Supplied data
•••
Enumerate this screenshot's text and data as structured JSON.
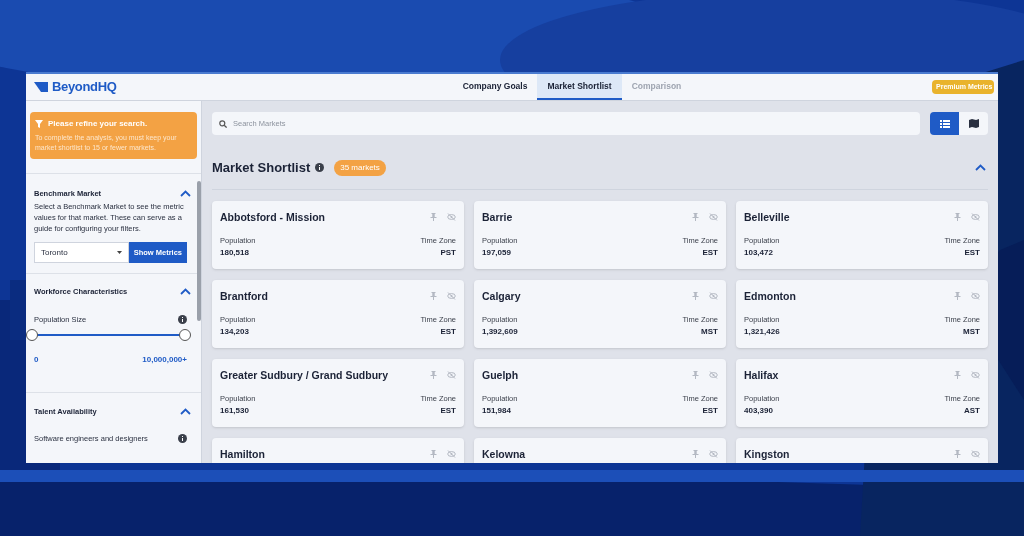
{
  "app": {
    "logo": "BeyondHQ",
    "tabs": [
      {
        "label": "Company Goals",
        "selected": false,
        "disabled": false
      },
      {
        "label": "Market Shortlist",
        "selected": true,
        "disabled": false
      },
      {
        "label": "Comparison",
        "selected": false,
        "disabled": true
      }
    ],
    "premium_button": "Premium Metrics"
  },
  "sidebar": {
    "alert": {
      "title": "Please refine your search.",
      "text": "To complete the analysis, you must keep your market shortlist to 15 or fewer markets."
    },
    "benchmark": {
      "title": "Benchmark Market",
      "expanded": true,
      "text": "Select a Benchmark Market to see the metric values for that market. These can serve as a guide for configuring your filters.",
      "select_value": "Toronto",
      "button": "Show Metrics"
    },
    "workforce": {
      "title": "Workforce Characteristics",
      "expanded": true,
      "slider_label": "Population Size",
      "level": 1,
      "min_label": "0",
      "max_label": "10,000,000+"
    },
    "talent": {
      "title": "Talent Availability",
      "expanded": true,
      "slider_label": "Software engineers and designers"
    }
  },
  "main": {
    "search": {
      "placeholder": "Search Markets"
    },
    "view_toggle": [
      {
        "kind": "list",
        "selected": true
      },
      {
        "kind": "map",
        "selected": false
      }
    ],
    "title": "Market Shortlist",
    "count_badge": "35 markets",
    "expanded": true,
    "cards": [
      {
        "name": "Abbotsford - Mission",
        "population_label": "Population",
        "population": "180,518",
        "timezone_label": "Time Zone",
        "timezone": "PST"
      },
      {
        "name": "Barrie",
        "population_label": "Population",
        "population": "197,059",
        "timezone_label": "Time Zone",
        "timezone": "EST"
      },
      {
        "name": "Belleville",
        "population_label": "Population",
        "population": "103,472",
        "timezone_label": "Time Zone",
        "timezone": "EST"
      },
      {
        "name": "Brantford",
        "population_label": "Population",
        "population": "134,203",
        "timezone_label": "Time Zone",
        "timezone": "EST"
      },
      {
        "name": "Calgary",
        "population_label": "Population",
        "population": "1,392,609",
        "timezone_label": "Time Zone",
        "timezone": "MST"
      },
      {
        "name": "Edmonton",
        "population_label": "Population",
        "population": "1,321,426",
        "timezone_label": "Time Zone",
        "timezone": "MST"
      },
      {
        "name": "Greater Sudbury / Grand Sudbury",
        "population_label": "Population",
        "population": "161,530",
        "timezone_label": "Time Zone",
        "timezone": "EST"
      },
      {
        "name": "Guelph",
        "population_label": "Population",
        "population": "151,984",
        "timezone_label": "Time Zone",
        "timezone": "EST"
      },
      {
        "name": "Halifax",
        "population_label": "Population",
        "population": "403,390",
        "timezone_label": "Time Zone",
        "timezone": "AST"
      },
      {
        "name": "Hamilton"
      },
      {
        "name": "Kelowna"
      },
      {
        "name": "Kingston"
      }
    ]
  }
}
•••
Short task
List all lines where "text" occurs.

Answer to the problem
Enumerate this screenshot's text and data as structured JSON.
      "text": "To complete the analysis, you must keep your market shortlist to 15 or fewer markets."
      "text": "Select a Benchmark Market to see the metric values for that market. These can serve as a guide for configuring your filters.",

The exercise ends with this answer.